**TASK OBJECTIVE:**
Set down each line of the data below exactly as it stands, dropping the pictures.

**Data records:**
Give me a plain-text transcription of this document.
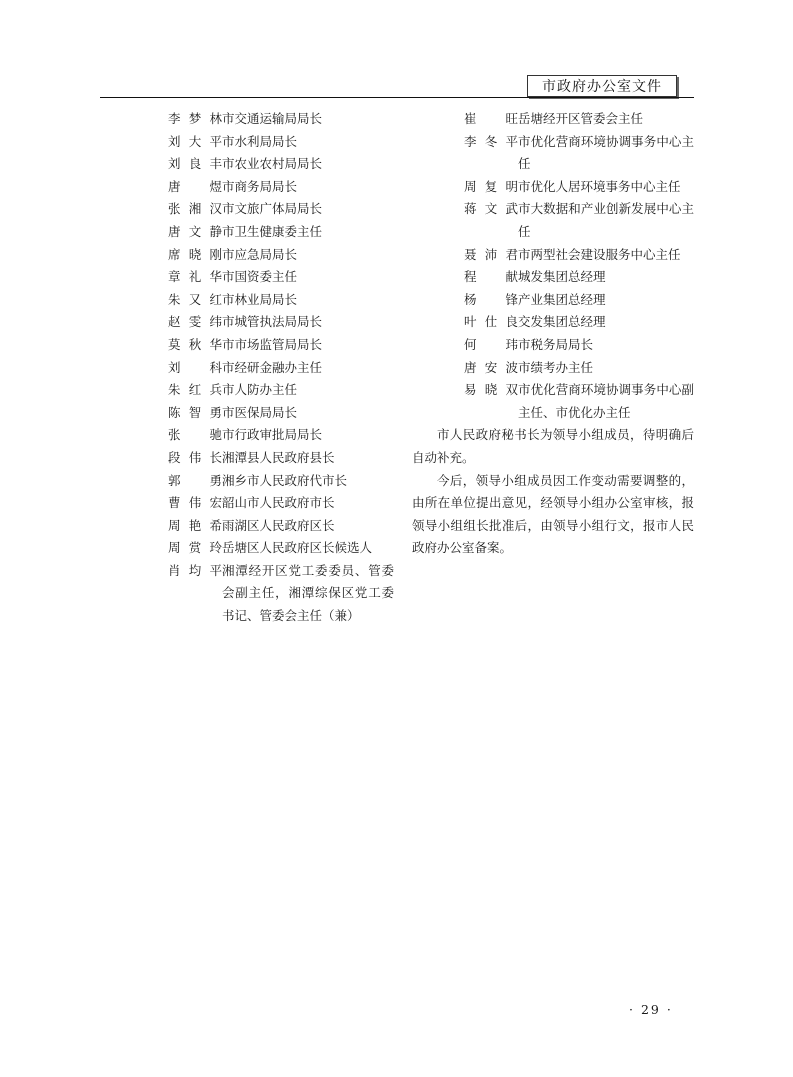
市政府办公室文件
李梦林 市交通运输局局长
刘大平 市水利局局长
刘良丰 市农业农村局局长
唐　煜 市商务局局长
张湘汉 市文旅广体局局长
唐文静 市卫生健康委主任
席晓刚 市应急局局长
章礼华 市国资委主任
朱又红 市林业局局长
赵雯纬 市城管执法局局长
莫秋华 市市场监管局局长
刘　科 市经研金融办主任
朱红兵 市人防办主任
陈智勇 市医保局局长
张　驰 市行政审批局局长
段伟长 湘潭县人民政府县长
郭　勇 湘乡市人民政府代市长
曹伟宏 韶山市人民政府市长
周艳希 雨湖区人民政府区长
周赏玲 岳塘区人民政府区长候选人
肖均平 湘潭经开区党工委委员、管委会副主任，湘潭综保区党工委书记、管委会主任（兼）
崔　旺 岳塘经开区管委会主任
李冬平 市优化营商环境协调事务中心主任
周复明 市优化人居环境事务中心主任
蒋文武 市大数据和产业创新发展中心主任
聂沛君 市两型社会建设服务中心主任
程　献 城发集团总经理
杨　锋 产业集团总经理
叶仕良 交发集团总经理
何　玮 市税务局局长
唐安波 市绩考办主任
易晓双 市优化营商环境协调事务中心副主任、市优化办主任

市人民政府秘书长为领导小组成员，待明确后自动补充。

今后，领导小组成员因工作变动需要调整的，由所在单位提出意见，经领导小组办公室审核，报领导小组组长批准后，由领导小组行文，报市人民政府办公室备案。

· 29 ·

**COMPLETE OUTPUT:**
Give me a plain-text transcription of this document.
市政府办公室文件
李梦林 市交通运输局局长
刘大平 市水利局局长
刘良丰 市农业农村局局长
唐　煜 市商务局局长
张湘汉 市文旅广体局局长
唐文静 市卫生健康委主任
席晓刚 市应急局局长
章礼华 市国资委主任
朱又红 市林业局局长
赵雯纬 市城管执法局局长
莫秋华 市市场监管局局长
刘　科 市经研金融办主任
朱红兵 市人防办主任
陈智勇 市医保局局长
张　驰 市行政审批局局长
段伟长 湘潭县人民政府县长
郭　勇 湘乡市人民政府代市长
曹伟宏 韶山市人民政府市长
周艳希 雨湖区人民政府区长
周赏玲 岳塘区人民政府区长候选人
肖均平 湘潭经开区党工委委员、管委会副主任，湘潭综保区党工委书记、管委会主任（兼）
崔　旺 岳塘经开区管委会主任
李冬平 市优化营商环境协调事务中心主任
周复明 市优化人居环境事务中心主任
蒋文武 市大数据和产业创新发展中心主任
聂沛君 市两型社会建设服务中心主任
程　献 城发集团总经理
杨　锋 产业集团总经理
叶仕良 交发集团总经理
何　玮 市税务局局长
唐安波 市绩考办主任
易晓双 市优化营商环境协调事务中心副主任、市优化办主任

市人民政府秘书长为领导小组成员，待明确后自动补充。

今后，领导小组成员因工作变动需要调整的，由所在单位提出意见，经领导小组办公室审核，报领导小组组长批准后，由领导小组行文，报市人民政府办公室备案。

· 29 ·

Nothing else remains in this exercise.